## BEGIN DATA ROWS

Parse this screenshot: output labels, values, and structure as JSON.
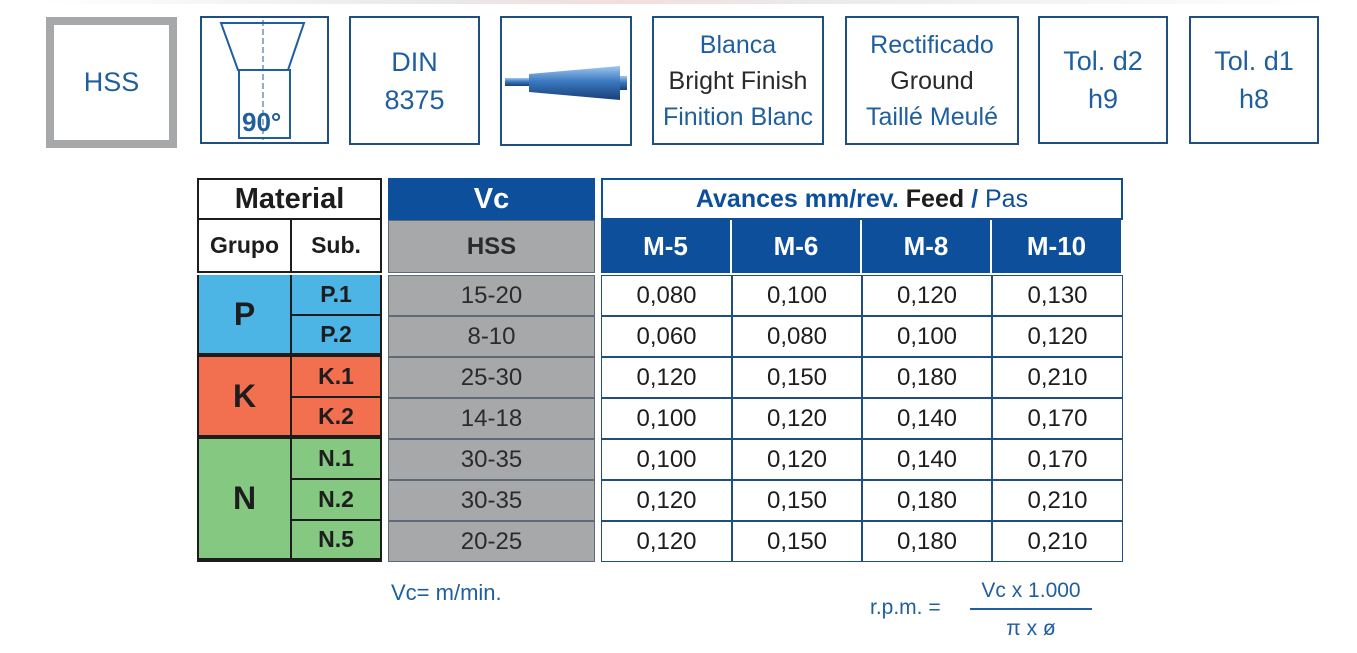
{
  "icons": {
    "hss_label": "HSS",
    "angle_label": "90°",
    "din_line1": "DIN",
    "din_line2": "8375",
    "finish": [
      "Blanca",
      "Bright Finish",
      "Finition Blanc"
    ],
    "grinding": [
      "Rectificado",
      "Ground",
      "Taillé Meulé"
    ],
    "tol_d2": [
      "Tol. d2",
      "h9"
    ],
    "tol_d1": [
      "Tol. d1",
      "h8"
    ]
  },
  "table": {
    "material_header": "Material",
    "grupo_header": "Grupo",
    "sub_header": "Sub.",
    "vc_header": "Vc",
    "vc_sub_header": "HSS",
    "feed_header_bold": "Avances mm/rev.",
    "feed_header_feed": "Feed",
    "feed_header_sep": "/",
    "feed_header_pas": "Pas",
    "sizes": [
      "M-5",
      "M-6",
      "M-8",
      "M-10"
    ],
    "groups": [
      {
        "label": "P",
        "color": "#4db4e6"
      },
      {
        "label": "K",
        "color": "#f26f4f"
      },
      {
        "label": "N",
        "color": "#85c881"
      }
    ],
    "rows": [
      {
        "sub": "P.1",
        "vc": "15-20",
        "feeds": [
          "0,080",
          "0,100",
          "0,120",
          "0,130"
        ]
      },
      {
        "sub": "P.2",
        "vc": "8-10",
        "feeds": [
          "0,060",
          "0,080",
          "0,100",
          "0,120"
        ]
      },
      {
        "sub": "K.1",
        "vc": "25-30",
        "feeds": [
          "0,120",
          "0,150",
          "0,180",
          "0,210"
        ]
      },
      {
        "sub": "K.2",
        "vc": "14-18",
        "feeds": [
          "0,100",
          "0,120",
          "0,140",
          "0,170"
        ]
      },
      {
        "sub": "N.1",
        "vc": "30-35",
        "feeds": [
          "0,100",
          "0,120",
          "0,140",
          "0,170"
        ]
      },
      {
        "sub": "N.2",
        "vc": "30-35",
        "feeds": [
          "0,120",
          "0,150",
          "0,180",
          "0,210"
        ]
      },
      {
        "sub": "N.5",
        "vc": "20-25",
        "feeds": [
          "0,120",
          "0,150",
          "0,180",
          "0,210"
        ]
      }
    ]
  },
  "footer": {
    "vc_unit": "Vc= m/min.",
    "rpm_label": "r.p.m. =",
    "rpm_numerator": "Vc x 1.000",
    "rpm_denominator": "π x ø"
  }
}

## END DATA ROWS

_PROMPT_
Write down only how many lines in the listing contain the word "color".

_RESPONSE TO THE EXERCISE_
3